→ **SHORT TASK**: Return the full listing exactly as it is written.

>> BEGIN LISTED RECORDS

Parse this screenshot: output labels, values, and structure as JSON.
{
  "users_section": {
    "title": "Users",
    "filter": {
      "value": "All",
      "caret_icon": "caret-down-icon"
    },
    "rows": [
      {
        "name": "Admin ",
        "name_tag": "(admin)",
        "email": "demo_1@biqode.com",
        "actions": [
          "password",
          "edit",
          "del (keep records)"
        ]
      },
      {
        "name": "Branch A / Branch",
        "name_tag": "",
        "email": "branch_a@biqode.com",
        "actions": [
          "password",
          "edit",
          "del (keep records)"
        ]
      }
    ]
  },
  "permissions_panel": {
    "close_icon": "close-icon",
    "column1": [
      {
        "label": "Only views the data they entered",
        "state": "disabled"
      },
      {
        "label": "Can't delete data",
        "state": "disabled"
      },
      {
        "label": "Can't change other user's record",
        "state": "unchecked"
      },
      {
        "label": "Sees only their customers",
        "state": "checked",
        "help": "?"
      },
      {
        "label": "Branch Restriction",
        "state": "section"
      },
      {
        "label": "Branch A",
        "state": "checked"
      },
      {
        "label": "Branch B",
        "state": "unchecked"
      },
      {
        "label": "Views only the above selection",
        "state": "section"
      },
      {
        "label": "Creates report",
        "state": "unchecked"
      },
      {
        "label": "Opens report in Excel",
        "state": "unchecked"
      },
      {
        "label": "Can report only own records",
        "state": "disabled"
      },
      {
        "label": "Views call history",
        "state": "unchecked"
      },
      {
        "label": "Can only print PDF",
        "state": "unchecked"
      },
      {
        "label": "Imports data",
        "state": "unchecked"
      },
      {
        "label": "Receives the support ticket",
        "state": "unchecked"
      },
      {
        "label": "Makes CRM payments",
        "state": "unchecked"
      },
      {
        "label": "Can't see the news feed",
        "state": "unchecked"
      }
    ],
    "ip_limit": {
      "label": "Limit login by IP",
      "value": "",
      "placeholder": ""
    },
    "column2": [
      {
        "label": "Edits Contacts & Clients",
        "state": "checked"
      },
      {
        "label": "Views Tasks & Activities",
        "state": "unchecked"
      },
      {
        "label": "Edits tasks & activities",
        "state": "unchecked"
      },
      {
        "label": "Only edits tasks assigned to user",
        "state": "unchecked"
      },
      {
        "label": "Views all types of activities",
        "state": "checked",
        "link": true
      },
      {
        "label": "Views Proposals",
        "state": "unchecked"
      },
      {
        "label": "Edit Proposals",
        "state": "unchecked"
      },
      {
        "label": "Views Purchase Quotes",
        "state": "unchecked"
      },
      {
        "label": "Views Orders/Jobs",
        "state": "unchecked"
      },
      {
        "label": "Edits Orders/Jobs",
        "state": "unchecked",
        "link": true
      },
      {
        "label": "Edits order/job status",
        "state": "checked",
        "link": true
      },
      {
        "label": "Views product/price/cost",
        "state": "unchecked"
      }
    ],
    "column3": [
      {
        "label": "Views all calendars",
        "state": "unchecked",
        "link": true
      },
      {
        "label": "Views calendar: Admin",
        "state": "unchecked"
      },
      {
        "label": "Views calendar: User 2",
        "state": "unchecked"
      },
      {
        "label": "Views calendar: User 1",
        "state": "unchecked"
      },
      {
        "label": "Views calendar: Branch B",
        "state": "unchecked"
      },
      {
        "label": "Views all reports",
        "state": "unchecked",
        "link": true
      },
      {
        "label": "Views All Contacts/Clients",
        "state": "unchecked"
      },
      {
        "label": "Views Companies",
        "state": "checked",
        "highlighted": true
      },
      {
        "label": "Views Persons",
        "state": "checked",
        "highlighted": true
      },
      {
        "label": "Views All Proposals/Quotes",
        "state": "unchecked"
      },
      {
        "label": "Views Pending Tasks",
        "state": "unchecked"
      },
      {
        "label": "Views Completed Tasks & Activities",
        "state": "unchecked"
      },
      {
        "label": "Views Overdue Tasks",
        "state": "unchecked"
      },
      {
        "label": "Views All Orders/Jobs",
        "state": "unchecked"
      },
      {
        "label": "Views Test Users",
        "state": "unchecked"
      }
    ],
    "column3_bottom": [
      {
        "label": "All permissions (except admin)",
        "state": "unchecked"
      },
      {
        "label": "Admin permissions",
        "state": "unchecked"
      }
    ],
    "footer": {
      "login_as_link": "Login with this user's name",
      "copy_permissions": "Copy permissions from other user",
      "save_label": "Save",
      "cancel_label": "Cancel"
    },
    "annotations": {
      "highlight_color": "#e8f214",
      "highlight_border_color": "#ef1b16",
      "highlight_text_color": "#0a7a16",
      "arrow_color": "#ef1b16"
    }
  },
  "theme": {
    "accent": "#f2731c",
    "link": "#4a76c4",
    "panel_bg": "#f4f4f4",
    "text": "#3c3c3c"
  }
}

>> END LISTED RECORDS

→ **THE OUTPUT**:
Parse this screenshot: output labels, values, and structure as JSON.
{
  "users_section": {
    "title": "Users",
    "filter": {
      "value": "All",
      "caret_icon": "caret-down-icon"
    },
    "rows": [
      {
        "name": "Admin ",
        "name_tag": "(admin)",
        "email": "demo_1@biqode.com",
        "actions": [
          "password",
          "edit",
          "del (keep records)"
        ]
      },
      {
        "name": "Branch A / Branch",
        "name_tag": "",
        "email": "branch_a@biqode.com",
        "actions": [
          "password",
          "edit",
          "del (keep records)"
        ]
      }
    ]
  },
  "permissions_panel": {
    "close_icon": "close-icon",
    "column1": [
      {
        "label": "Only views the data they entered",
        "state": "disabled"
      },
      {
        "label": "Can't delete data",
        "state": "disabled"
      },
      {
        "label": "Can't change other user's record",
        "state": "unchecked"
      },
      {
        "label": "Sees only their customers",
        "state": "checked",
        "help": "?"
      },
      {
        "label": "Branch Restriction",
        "state": "section"
      },
      {
        "label": "Branch A",
        "state": "checked"
      },
      {
        "label": "Branch B",
        "state": "unchecked"
      },
      {
        "label": "Views only the above selection",
        "state": "section"
      },
      {
        "label": "Creates report",
        "state": "unchecked"
      },
      {
        "label": "Opens report in Excel",
        "state": "unchecked"
      },
      {
        "label": "Can report only own records",
        "state": "disabled"
      },
      {
        "label": "Views call history",
        "state": "unchecked"
      },
      {
        "label": "Can only print PDF",
        "state": "unchecked"
      },
      {
        "label": "Imports data",
        "state": "unchecked"
      },
      {
        "label": "Receives the support ticket",
        "state": "unchecked"
      },
      {
        "label": "Makes CRM payments",
        "state": "unchecked"
      },
      {
        "label": "Can't see the news feed",
        "state": "unchecked"
      }
    ],
    "ip_limit": {
      "label": "Limit login by IP",
      "value": "",
      "placeholder": ""
    },
    "column2": [
      {
        "label": "Edits Contacts & Clients",
        "state": "checked"
      },
      {
        "label": "Views Tasks & Activities",
        "state": "unchecked"
      },
      {
        "label": "Edits tasks & activities",
        "state": "unchecked"
      },
      {
        "label": "Only edits tasks assigned to user",
        "state": "unchecked"
      },
      {
        "label": "Views all types of activities",
        "state": "checked",
        "link": true
      },
      {
        "label": "Views Proposals",
        "state": "unchecked"
      },
      {
        "label": "Edit Proposals",
        "state": "unchecked"
      },
      {
        "label": "Views Purchase Quotes",
        "state": "unchecked"
      },
      {
        "label": "Views Orders/Jobs",
        "state": "unchecked"
      },
      {
        "label": "Edits Orders/Jobs",
        "state": "unchecked",
        "link": true
      },
      {
        "label": "Edits order/job status",
        "state": "checked",
        "link": true
      },
      {
        "label": "Views product/price/cost",
        "state": "unchecked"
      }
    ],
    "column3": [
      {
        "label": "Views all calendars",
        "state": "unchecked",
        "link": true
      },
      {
        "label": "Views calendar: Admin",
        "state": "unchecked"
      },
      {
        "label": "Views calendar: User 2",
        "state": "unchecked"
      },
      {
        "label": "Views calendar: User 1",
        "state": "unchecked"
      },
      {
        "label": "Views calendar: Branch B",
        "state": "unchecked"
      },
      {
        "label": "Views all reports",
        "state": "unchecked",
        "link": true
      },
      {
        "label": "Views All Contacts/Clients",
        "state": "unchecked"
      },
      {
        "label": "Views Companies",
        "state": "checked",
        "highlighted": true
      },
      {
        "label": "Views Persons",
        "state": "checked",
        "highlighted": true
      },
      {
        "label": "Views All Proposals/Quotes",
        "state": "unchecked"
      },
      {
        "label": "Views Pending Tasks",
        "state": "unchecked"
      },
      {
        "label": "Views Completed Tasks & Activities",
        "state": "unchecked"
      },
      {
        "label": "Views Overdue Tasks",
        "state": "unchecked"
      },
      {
        "label": "Views All Orders/Jobs",
        "state": "unchecked"
      },
      {
        "label": "Views Test Users",
        "state": "unchecked"
      }
    ],
    "column3_bottom": [
      {
        "label": "All permissions (except admin)",
        "state": "unchecked"
      },
      {
        "label": "Admin permissions",
        "state": "unchecked"
      }
    ],
    "footer": {
      "login_as_link": "Login with this user's name",
      "copy_permissions": "Copy permissions from other user",
      "save_label": "Save",
      "cancel_label": "Cancel"
    },
    "annotations": {
      "highlight_color": "#e8f214",
      "highlight_border_color": "#ef1b16",
      "highlight_text_color": "#0a7a16",
      "arrow_color": "#ef1b16"
    }
  },
  "theme": {
    "accent": "#f2731c",
    "link": "#4a76c4",
    "panel_bg": "#f4f4f4",
    "text": "#3c3c3c"
  }
}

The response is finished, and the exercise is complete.